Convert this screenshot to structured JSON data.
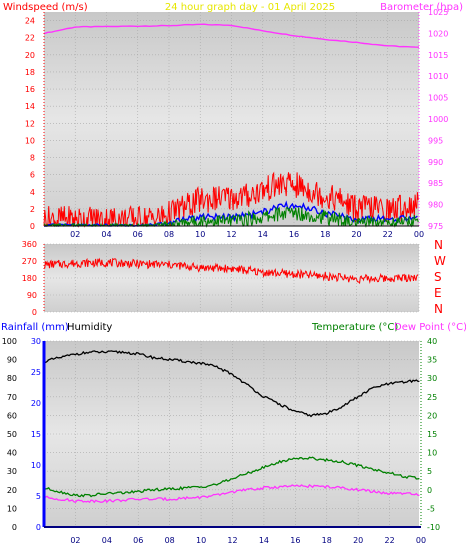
{
  "chart_data": [
    {
      "type": "line",
      "title": "24 hour graph day - 01 April 2025",
      "left_axis_label": "Windspeed (m/s)",
      "right_axis_label": "Barometer (hpa)",
      "x_ticks": [
        "02",
        "04",
        "06",
        "08",
        "10",
        "12",
        "14",
        "16",
        "18",
        "20",
        "22",
        "00"
      ],
      "left_ticks": [
        "0",
        "2",
        "4",
        "6",
        "8",
        "10",
        "12",
        "14",
        "16",
        "18",
        "20",
        "22",
        "24"
      ],
      "right_ticks": [
        "975",
        "980",
        "985",
        "990",
        "995",
        "1000",
        "1005",
        "1010",
        "1015",
        "1020",
        "1025"
      ],
      "ylim_left": [
        0,
        25
      ],
      "ylim_right": [
        975,
        1025
      ],
      "x_hours": [
        0,
        24
      ],
      "grid": true,
      "series": [
        {
          "key": "barometer",
          "color": "#ff33ff",
          "axis": "right",
          "x": [
            0,
            2,
            4,
            6,
            8,
            10,
            12,
            14,
            16,
            18,
            20,
            22,
            24
          ],
          "values": [
            1020,
            1021.5,
            1021.6,
            1021.7,
            1021.8,
            1022.1,
            1021.9,
            1020.6,
            1019.5,
            1018.6,
            1017.9,
            1017.1,
            1016.7
          ]
        },
        {
          "key": "wind_gust",
          "color": "#ff0000",
          "axis": "left",
          "x": [
            0,
            2,
            4,
            6,
            7.5,
            9,
            10,
            11,
            12,
            13,
            14,
            15,
            16,
            17,
            18,
            19,
            20,
            21,
            22,
            23,
            24
          ],
          "values": [
            0.8,
            0.8,
            0.8,
            0.8,
            1.0,
            2.2,
            3.0,
            3.2,
            3.3,
            3.5,
            4.2,
            4.8,
            4.8,
            4.2,
            3.5,
            3.0,
            2.0,
            2.2,
            1.8,
            2.2,
            2.5
          ]
        },
        {
          "key": "wind_avg",
          "color": "#0000ff",
          "axis": "left",
          "x": [
            0,
            2,
            4,
            6,
            7.5,
            9,
            10,
            11,
            12,
            13,
            14,
            15,
            16,
            17,
            18,
            19,
            20,
            21,
            22,
            23,
            24
          ],
          "values": [
            0.1,
            0.1,
            0.1,
            0.1,
            0.2,
            0.8,
            1.0,
            1.0,
            1.0,
            1.2,
            1.6,
            2.2,
            2.5,
            2.1,
            1.5,
            1.2,
            0.5,
            0.9,
            0.8,
            0.8,
            1.0
          ]
        },
        {
          "key": "wind_speed",
          "color": "#008000",
          "axis": "left",
          "x": [
            0,
            2,
            4,
            6,
            7.5,
            9,
            10,
            11,
            12,
            13,
            14,
            15,
            16,
            17,
            18,
            19,
            20,
            21,
            22,
            23,
            24
          ],
          "values": [
            0.0,
            0.0,
            0.0,
            0.0,
            0.1,
            0.4,
            0.6,
            0.6,
            0.6,
            0.8,
            1.0,
            1.4,
            1.6,
            1.3,
            1.0,
            0.7,
            0.3,
            0.5,
            0.4,
            0.5,
            0.6
          ]
        }
      ]
    },
    {
      "type": "scatter",
      "left_ticks": [
        "360",
        "270",
        "180",
        "90",
        "0"
      ],
      "compass_labels": [
        "N",
        "W",
        "S",
        "E",
        "N"
      ],
      "ylim": [
        0,
        360
      ],
      "x_hours": [
        0,
        24
      ],
      "grid": true,
      "series": [
        {
          "key": "wind_direction",
          "color": "#ff0000",
          "x": [
            0,
            2,
            4,
            6,
            8,
            10,
            12,
            14,
            16,
            18,
            20,
            22,
            24
          ],
          "values": [
            250,
            258,
            262,
            255,
            250,
            235,
            230,
            210,
            200,
            190,
            175,
            178,
            185
          ]
        }
      ]
    },
    {
      "type": "line",
      "rain_axis_label": "Rainfall (mm)",
      "humidity_axis_label": "Humidity",
      "temperature_axis_label": "Temperature (°C)",
      "dewpoint_axis_label": "Dew Point (°C)",
      "x_ticks": [
        "02",
        "04",
        "06",
        "08",
        "10",
        "12",
        "14",
        "16",
        "18",
        "20",
        "22",
        "00"
      ],
      "humidity_ticks": [
        "0",
        "10",
        "20",
        "30",
        "40",
        "50",
        "60",
        "70",
        "80",
        "90",
        "100"
      ],
      "rain_ticks": [
        "0",
        "5",
        "10",
        "15",
        "20",
        "25",
        "30"
      ],
      "temp_ticks": [
        "-10",
        "-5",
        "0",
        "5",
        "10",
        "15",
        "20",
        "25",
        "30",
        "35",
        "40"
      ],
      "ylim_humidity": [
        0,
        100
      ],
      "ylim_rain": [
        0,
        30
      ],
      "ylim_temp": [
        -10,
        40
      ],
      "x_hours": [
        0,
        24
      ],
      "grid": true,
      "series": [
        {
          "key": "humidity",
          "color": "#000000",
          "axis": "humidity",
          "x": [
            0,
            1,
            2,
            3,
            4,
            5,
            6,
            7,
            8,
            9,
            10,
            11,
            12,
            13,
            14,
            15,
            16,
            17,
            18,
            19,
            20,
            21,
            22,
            23,
            24
          ],
          "values": [
            89,
            91,
            93,
            94,
            94,
            94,
            93,
            91,
            90,
            89,
            88,
            86,
            82,
            76,
            70,
            66,
            62,
            60,
            61,
            65,
            70,
            75,
            77,
            78,
            79
          ]
        },
        {
          "key": "temperature",
          "color": "#008000",
          "axis": "temp",
          "x": [
            0,
            1,
            2,
            3,
            4,
            5,
            6,
            7,
            8,
            9,
            10,
            11,
            12,
            13,
            14,
            15,
            16,
            17,
            18,
            19,
            20,
            21,
            22,
            23,
            24
          ],
          "values": [
            0.5,
            -0.5,
            -1.5,
            -1.5,
            -1,
            -0.8,
            -0.5,
            0,
            0.2,
            0.5,
            0.8,
            1.5,
            3,
            4.5,
            6,
            7.5,
            8.5,
            8.5,
            8,
            7.5,
            6.5,
            5.5,
            4.5,
            3.5,
            3
          ]
        },
        {
          "key": "dew_point",
          "color": "#ff33ff",
          "axis": "temp",
          "x": [
            0,
            1,
            2,
            3,
            4,
            5,
            6,
            7,
            8,
            9,
            10,
            11,
            12,
            13,
            14,
            15,
            16,
            17,
            18,
            19,
            20,
            21,
            22,
            23,
            24
          ],
          "values": [
            -2,
            -2.5,
            -3,
            -3,
            -3,
            -2.8,
            -2.5,
            -2.5,
            -2.5,
            -2.2,
            -2,
            -1.5,
            -0.5,
            0,
            0.5,
            0.8,
            1,
            1,
            0.8,
            0.5,
            0,
            -0.5,
            -1,
            -1,
            -1.5
          ]
        },
        {
          "key": "rainfall",
          "color": "#0000ff",
          "axis": "rain",
          "x": [
            0,
            24
          ],
          "values": [
            0,
            0
          ]
        }
      ]
    }
  ]
}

» Description of the task
Each line above is to be copied verbatim. Drop any image from the copy.

» Result
Convert this screenshot to structured JSON data.
{
  "chart_data": [
    {
      "type": "line",
      "title": "24 hour graph day - 01 April 2025",
      "left_axis_label": "Windspeed (m/s)",
      "right_axis_label": "Barometer (hpa)",
      "x_ticks": [
        "02",
        "04",
        "06",
        "08",
        "10",
        "12",
        "14",
        "16",
        "18",
        "20",
        "22",
        "00"
      ],
      "left_ticks": [
        "0",
        "2",
        "4",
        "6",
        "8",
        "10",
        "12",
        "14",
        "16",
        "18",
        "20",
        "22",
        "24"
      ],
      "right_ticks": [
        "975",
        "980",
        "985",
        "990",
        "995",
        "1000",
        "1005",
        "1010",
        "1015",
        "1020",
        "1025"
      ],
      "ylim_left": [
        0,
        25
      ],
      "ylim_right": [
        975,
        1025
      ],
      "x_hours": [
        0,
        24
      ],
      "grid": true,
      "series": [
        {
          "key": "barometer",
          "color": "#ff33ff",
          "axis": "right",
          "x": [
            0,
            2,
            4,
            6,
            8,
            10,
            12,
            14,
            16,
            18,
            20,
            22,
            24
          ],
          "values": [
            1020,
            1021.5,
            1021.6,
            1021.7,
            1021.8,
            1022.1,
            1021.9,
            1020.6,
            1019.5,
            1018.6,
            1017.9,
            1017.1,
            1016.7
          ]
        },
        {
          "key": "wind_gust",
          "color": "#ff0000",
          "axis": "left",
          "x": [
            0,
            2,
            4,
            6,
            7.5,
            9,
            10,
            11,
            12,
            13,
            14,
            15,
            16,
            17,
            18,
            19,
            20,
            21,
            22,
            23,
            24
          ],
          "values": [
            0.8,
            0.8,
            0.8,
            0.8,
            1.0,
            2.2,
            3.0,
            3.2,
            3.3,
            3.5,
            4.2,
            4.8,
            4.8,
            4.2,
            3.5,
            3.0,
            2.0,
            2.2,
            1.8,
            2.2,
            2.5
          ]
        },
        {
          "key": "wind_avg",
          "color": "#0000ff",
          "axis": "left",
          "x": [
            0,
            2,
            4,
            6,
            7.5,
            9,
            10,
            11,
            12,
            13,
            14,
            15,
            16,
            17,
            18,
            19,
            20,
            21,
            22,
            23,
            24
          ],
          "values": [
            0.1,
            0.1,
            0.1,
            0.1,
            0.2,
            0.8,
            1.0,
            1.0,
            1.0,
            1.2,
            1.6,
            2.2,
            2.5,
            2.1,
            1.5,
            1.2,
            0.5,
            0.9,
            0.8,
            0.8,
            1.0
          ]
        },
        {
          "key": "wind_speed",
          "color": "#008000",
          "axis": "left",
          "x": [
            0,
            2,
            4,
            6,
            7.5,
            9,
            10,
            11,
            12,
            13,
            14,
            15,
            16,
            17,
            18,
            19,
            20,
            21,
            22,
            23,
            24
          ],
          "values": [
            0.0,
            0.0,
            0.0,
            0.0,
            0.1,
            0.4,
            0.6,
            0.6,
            0.6,
            0.8,
            1.0,
            1.4,
            1.6,
            1.3,
            1.0,
            0.7,
            0.3,
            0.5,
            0.4,
            0.5,
            0.6
          ]
        }
      ]
    },
    {
      "type": "scatter",
      "left_ticks": [
        "360",
        "270",
        "180",
        "90",
        "0"
      ],
      "compass_labels": [
        "N",
        "W",
        "S",
        "E",
        "N"
      ],
      "ylim": [
        0,
        360
      ],
      "x_hours": [
        0,
        24
      ],
      "grid": true,
      "series": [
        {
          "key": "wind_direction",
          "color": "#ff0000",
          "x": [
            0,
            2,
            4,
            6,
            8,
            10,
            12,
            14,
            16,
            18,
            20,
            22,
            24
          ],
          "values": [
            250,
            258,
            262,
            255,
            250,
            235,
            230,
            210,
            200,
            190,
            175,
            178,
            185
          ]
        }
      ]
    },
    {
      "type": "line",
      "rain_axis_label": "Rainfall (mm)",
      "humidity_axis_label": "Humidity",
      "temperature_axis_label": "Temperature (°C)",
      "dewpoint_axis_label": "Dew Point (°C)",
      "x_ticks": [
        "02",
        "04",
        "06",
        "08",
        "10",
        "12",
        "14",
        "16",
        "18",
        "20",
        "22",
        "00"
      ],
      "humidity_ticks": [
        "0",
        "10",
        "20",
        "30",
        "40",
        "50",
        "60",
        "70",
        "80",
        "90",
        "100"
      ],
      "rain_ticks": [
        "0",
        "5",
        "10",
        "15",
        "20",
        "25",
        "30"
      ],
      "temp_ticks": [
        "-10",
        "-5",
        "0",
        "5",
        "10",
        "15",
        "20",
        "25",
        "30",
        "35",
        "40"
      ],
      "ylim_humidity": [
        0,
        100
      ],
      "ylim_rain": [
        0,
        30
      ],
      "ylim_temp": [
        -10,
        40
      ],
      "x_hours": [
        0,
        24
      ],
      "grid": true,
      "series": [
        {
          "key": "humidity",
          "color": "#000000",
          "axis": "humidity",
          "x": [
            0,
            1,
            2,
            3,
            4,
            5,
            6,
            7,
            8,
            9,
            10,
            11,
            12,
            13,
            14,
            15,
            16,
            17,
            18,
            19,
            20,
            21,
            22,
            23,
            24
          ],
          "values": [
            89,
            91,
            93,
            94,
            94,
            94,
            93,
            91,
            90,
            89,
            88,
            86,
            82,
            76,
            70,
            66,
            62,
            60,
            61,
            65,
            70,
            75,
            77,
            78,
            79
          ]
        },
        {
          "key": "temperature",
          "color": "#008000",
          "axis": "temp",
          "x": [
            0,
            1,
            2,
            3,
            4,
            5,
            6,
            7,
            8,
            9,
            10,
            11,
            12,
            13,
            14,
            15,
            16,
            17,
            18,
            19,
            20,
            21,
            22,
            23,
            24
          ],
          "values": [
            0.5,
            -0.5,
            -1.5,
            -1.5,
            -1,
            -0.8,
            -0.5,
            0,
            0.2,
            0.5,
            0.8,
            1.5,
            3,
            4.5,
            6,
            7.5,
            8.5,
            8.5,
            8,
            7.5,
            6.5,
            5.5,
            4.5,
            3.5,
            3
          ]
        },
        {
          "key": "dew_point",
          "color": "#ff33ff",
          "axis": "temp",
          "x": [
            0,
            1,
            2,
            3,
            4,
            5,
            6,
            7,
            8,
            9,
            10,
            11,
            12,
            13,
            14,
            15,
            16,
            17,
            18,
            19,
            20,
            21,
            22,
            23,
            24
          ],
          "values": [
            -2,
            -2.5,
            -3,
            -3,
            -3,
            -2.8,
            -2.5,
            -2.5,
            -2.5,
            -2.2,
            -2,
            -1.5,
            -0.5,
            0,
            0.5,
            0.8,
            1,
            1,
            0.8,
            0.5,
            0,
            -0.5,
            -1,
            -1,
            -1.5
          ]
        },
        {
          "key": "rainfall",
          "color": "#0000ff",
          "axis": "rain",
          "x": [
            0,
            24
          ],
          "values": [
            0,
            0
          ]
        }
      ]
    }
  ]
}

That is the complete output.